> [Page extract]:
Know your risks – I signed for a small office in a building made up of a number of small offices. I have a door and all, but there are, at this time, I think about 8 other businesses operating in the premises. Originally, I didn’t want to sign for this property because it was being marketed as a net lease, where I would have to pay for property taxes in addition to my monthly rent. Not cool. See, if I have to burden a proportional part of the property taxes, they have little incentive to fill the space to keep total costs low. Alternatively, with a gross lease, I have zero-risk in rising property taxes. Ballin!
Know that everything is negotiable – This is the most important part. Everything in commercial real estate is negotiable, especially in this market. At the end of the day, I signed onto a 12-month lease, with two, one-year options that will allow me to continue leasing the property at a price adjusted for CPI-U, the consumer price index for urban workers.
Thus, if my lease expires in 12 months and I don’t want to renew, I don’t have to. If I do want to renew, I can at my current lease plus CPI-U. The current rate of inflation according to CPI-U is like 3.6% since last year, so I would pay 3.6% more for the next 12 months if I choose to renew (and if the price level stays similar). I have this option out two years, meaning I can stay here for 3 years with a largely known monthly rent.
Accessing your office – This is more important for small office space, but I looked at a few other offices that were in offices of other companies. I wasn’t impressed. For one, I don’t want to be a business in the middle of another business. Number two, I didn’t like that I could be there only during office hours. At my current location, I can come and go as I please, as I have an electronic key to get into the main doors, and my office has an individual lock. I am a college student, so the ability to stop by the office after night classes to go pick something up/print something off/whatever was, and is, very important to me.

(Page layout parsing data)
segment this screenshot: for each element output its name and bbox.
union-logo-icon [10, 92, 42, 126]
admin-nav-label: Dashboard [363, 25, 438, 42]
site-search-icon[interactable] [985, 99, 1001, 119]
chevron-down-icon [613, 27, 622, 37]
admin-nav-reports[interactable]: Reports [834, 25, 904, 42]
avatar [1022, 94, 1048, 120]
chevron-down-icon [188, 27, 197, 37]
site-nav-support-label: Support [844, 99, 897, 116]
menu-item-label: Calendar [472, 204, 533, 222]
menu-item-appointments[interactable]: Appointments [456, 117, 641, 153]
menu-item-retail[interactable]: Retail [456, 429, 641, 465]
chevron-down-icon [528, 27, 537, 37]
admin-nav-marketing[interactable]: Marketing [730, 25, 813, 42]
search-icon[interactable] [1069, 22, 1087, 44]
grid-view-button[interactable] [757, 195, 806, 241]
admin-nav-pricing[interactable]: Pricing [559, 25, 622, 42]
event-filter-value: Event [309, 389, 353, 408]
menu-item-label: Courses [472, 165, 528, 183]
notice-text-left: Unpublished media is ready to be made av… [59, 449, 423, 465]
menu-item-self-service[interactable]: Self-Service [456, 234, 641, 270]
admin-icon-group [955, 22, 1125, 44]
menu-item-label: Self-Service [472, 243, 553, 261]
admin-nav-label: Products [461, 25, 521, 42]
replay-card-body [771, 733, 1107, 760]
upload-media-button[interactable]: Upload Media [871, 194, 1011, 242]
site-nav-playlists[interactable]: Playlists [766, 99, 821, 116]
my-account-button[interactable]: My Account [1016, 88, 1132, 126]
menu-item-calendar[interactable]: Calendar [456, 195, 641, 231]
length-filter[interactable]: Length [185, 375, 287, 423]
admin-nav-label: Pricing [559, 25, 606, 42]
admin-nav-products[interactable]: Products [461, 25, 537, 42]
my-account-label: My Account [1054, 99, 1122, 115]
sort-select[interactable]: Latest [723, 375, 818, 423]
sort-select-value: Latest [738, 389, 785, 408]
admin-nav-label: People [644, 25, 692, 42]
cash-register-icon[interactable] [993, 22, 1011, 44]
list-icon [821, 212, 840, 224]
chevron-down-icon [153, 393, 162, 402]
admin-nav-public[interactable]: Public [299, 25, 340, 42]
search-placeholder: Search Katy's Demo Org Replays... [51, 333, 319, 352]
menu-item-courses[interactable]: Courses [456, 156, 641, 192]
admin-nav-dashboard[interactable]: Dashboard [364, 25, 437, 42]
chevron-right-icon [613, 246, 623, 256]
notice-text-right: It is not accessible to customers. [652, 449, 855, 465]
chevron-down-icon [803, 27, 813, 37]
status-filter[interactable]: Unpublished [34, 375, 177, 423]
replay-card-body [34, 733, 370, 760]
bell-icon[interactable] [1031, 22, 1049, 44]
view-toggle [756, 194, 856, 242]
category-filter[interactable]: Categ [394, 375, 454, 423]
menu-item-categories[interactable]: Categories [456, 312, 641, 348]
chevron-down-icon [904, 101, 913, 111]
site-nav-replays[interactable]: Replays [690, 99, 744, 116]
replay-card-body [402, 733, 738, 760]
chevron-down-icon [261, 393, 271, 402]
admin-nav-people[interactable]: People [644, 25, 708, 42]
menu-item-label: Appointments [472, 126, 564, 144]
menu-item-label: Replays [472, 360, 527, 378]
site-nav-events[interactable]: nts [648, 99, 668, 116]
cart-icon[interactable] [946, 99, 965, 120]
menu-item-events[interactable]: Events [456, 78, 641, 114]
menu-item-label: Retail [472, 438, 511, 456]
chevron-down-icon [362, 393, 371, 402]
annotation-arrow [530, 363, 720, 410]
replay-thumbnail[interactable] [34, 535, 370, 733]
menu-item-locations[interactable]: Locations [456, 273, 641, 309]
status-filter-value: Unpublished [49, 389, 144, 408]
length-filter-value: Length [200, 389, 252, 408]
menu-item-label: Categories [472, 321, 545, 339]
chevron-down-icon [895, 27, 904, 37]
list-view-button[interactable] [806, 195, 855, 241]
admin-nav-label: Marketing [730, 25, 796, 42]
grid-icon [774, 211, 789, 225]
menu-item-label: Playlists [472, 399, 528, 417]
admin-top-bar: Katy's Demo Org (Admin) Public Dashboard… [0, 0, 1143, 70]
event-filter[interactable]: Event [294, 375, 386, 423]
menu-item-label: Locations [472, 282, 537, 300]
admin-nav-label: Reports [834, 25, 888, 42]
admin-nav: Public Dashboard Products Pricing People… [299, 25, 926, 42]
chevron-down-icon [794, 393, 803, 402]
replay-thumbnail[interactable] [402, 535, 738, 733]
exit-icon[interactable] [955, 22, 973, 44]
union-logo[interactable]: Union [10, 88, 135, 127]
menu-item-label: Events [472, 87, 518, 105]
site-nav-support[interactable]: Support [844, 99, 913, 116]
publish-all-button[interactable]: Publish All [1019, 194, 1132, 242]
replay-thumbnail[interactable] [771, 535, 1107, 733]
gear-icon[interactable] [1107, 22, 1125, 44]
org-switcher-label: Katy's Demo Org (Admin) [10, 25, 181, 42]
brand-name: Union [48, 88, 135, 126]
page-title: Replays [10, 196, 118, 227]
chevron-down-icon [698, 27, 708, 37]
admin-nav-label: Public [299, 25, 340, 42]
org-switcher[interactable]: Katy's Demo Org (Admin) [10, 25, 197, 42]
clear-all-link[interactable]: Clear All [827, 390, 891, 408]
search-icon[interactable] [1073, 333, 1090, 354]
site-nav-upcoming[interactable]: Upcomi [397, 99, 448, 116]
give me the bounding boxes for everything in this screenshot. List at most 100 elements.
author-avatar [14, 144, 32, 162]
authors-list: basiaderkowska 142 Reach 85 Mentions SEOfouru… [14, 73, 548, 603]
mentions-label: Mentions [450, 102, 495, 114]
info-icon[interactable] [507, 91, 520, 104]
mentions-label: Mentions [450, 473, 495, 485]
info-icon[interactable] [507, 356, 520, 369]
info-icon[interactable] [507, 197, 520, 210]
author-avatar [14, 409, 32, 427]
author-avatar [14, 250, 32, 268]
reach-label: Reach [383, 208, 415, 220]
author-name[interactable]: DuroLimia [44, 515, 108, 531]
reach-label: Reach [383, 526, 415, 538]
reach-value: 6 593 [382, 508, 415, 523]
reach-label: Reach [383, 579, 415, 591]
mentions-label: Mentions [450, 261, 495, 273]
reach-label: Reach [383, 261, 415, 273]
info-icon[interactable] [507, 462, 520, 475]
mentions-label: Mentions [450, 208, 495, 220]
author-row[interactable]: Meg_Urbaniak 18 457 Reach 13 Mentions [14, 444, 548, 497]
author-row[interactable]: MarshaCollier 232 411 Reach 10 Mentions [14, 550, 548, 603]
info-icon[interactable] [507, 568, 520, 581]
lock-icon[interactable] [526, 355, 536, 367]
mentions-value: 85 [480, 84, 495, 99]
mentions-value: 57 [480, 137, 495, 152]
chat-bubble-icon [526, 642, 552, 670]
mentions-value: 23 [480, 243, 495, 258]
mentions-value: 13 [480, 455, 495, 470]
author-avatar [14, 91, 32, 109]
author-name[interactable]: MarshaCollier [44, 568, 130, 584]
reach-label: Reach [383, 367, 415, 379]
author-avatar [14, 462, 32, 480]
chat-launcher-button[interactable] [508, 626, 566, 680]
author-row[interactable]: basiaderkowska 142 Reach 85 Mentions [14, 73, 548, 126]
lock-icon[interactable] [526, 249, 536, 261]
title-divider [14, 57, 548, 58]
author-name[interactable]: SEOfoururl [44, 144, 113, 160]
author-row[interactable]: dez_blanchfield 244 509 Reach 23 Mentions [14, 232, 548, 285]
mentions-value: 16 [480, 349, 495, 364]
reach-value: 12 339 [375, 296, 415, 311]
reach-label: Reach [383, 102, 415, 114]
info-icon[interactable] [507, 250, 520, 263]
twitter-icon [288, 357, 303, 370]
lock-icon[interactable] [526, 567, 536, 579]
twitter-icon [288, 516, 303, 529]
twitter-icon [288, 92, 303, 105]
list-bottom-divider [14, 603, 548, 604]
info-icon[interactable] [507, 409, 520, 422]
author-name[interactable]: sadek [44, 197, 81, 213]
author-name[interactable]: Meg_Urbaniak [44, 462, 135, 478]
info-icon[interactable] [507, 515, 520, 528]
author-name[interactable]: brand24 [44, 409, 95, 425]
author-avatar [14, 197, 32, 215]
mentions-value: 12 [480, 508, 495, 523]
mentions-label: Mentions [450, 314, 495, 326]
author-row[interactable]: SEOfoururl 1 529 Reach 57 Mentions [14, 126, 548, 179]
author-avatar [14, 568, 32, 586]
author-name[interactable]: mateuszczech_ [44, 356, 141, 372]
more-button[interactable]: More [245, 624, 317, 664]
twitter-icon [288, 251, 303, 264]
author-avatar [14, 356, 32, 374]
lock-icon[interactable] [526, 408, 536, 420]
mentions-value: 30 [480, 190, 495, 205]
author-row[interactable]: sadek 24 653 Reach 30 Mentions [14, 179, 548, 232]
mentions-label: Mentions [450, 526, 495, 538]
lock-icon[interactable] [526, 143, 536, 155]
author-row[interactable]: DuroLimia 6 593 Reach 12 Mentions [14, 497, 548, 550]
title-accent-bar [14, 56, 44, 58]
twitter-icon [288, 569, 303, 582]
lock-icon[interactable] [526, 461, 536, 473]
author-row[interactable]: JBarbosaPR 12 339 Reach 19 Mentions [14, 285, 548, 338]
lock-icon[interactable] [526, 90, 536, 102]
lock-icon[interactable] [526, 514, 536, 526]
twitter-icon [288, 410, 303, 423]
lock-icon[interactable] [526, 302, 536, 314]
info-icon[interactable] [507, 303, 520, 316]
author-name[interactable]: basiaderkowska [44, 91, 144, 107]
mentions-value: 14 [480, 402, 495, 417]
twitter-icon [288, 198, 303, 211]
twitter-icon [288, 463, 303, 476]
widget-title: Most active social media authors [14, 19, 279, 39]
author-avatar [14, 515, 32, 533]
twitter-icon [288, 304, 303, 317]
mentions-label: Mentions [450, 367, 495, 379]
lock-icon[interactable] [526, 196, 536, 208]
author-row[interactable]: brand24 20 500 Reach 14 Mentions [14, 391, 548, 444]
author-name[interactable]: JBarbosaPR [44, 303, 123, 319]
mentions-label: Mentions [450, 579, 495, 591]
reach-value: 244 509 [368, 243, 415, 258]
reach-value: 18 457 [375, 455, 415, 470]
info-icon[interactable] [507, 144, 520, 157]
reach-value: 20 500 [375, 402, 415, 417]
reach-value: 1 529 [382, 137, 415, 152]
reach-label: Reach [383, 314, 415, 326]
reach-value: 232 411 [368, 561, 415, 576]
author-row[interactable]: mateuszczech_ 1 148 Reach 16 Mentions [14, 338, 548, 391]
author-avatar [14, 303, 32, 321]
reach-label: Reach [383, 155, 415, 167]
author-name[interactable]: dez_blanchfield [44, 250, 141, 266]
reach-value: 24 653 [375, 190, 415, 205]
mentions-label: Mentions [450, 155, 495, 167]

> [Exercise 1]: Return the piece on leasing office space from "Know that everything" to "known monthly rent.".
> [Exercise 2]: Put this sentence from the piece on leasing office space into Spanish: "Everything in commercial real estate is negotiable, especially in this market."
> [Exercise 3]: In the piece on leasing office space, what lets the writer get into the building's main doors?

> [Exercise solution 1]:
Know that everything is negotiable – This is the most important part. Everything in commercial real estate is negotiable, especially in this market. At the end of the day, I signed onto a 12-month lease, with two, one-year options that will allow me to continue leasing the property at a price adjusted for CPI-U, the consumer price index for urban workers.
Thus, if my lease expires in 12 months and I don’t want to renew, I don’t have to. If I do want to renew, I can at my current lease plus CPI-U. The current rate of inflation according to CPI-U is like 3.6% since last year, so I would pay 3.6% more for the next 12 months if I choose to renew (and if the price level stays similar). I have this option out two years, meaning I can stay here for 3 years with a largely known monthly rent.

> [Exercise solution 2]: Todo en los bienes raíces comerciales es negociable, especialmente en este mercado.

> [Exercise solution 3]: An electronic key.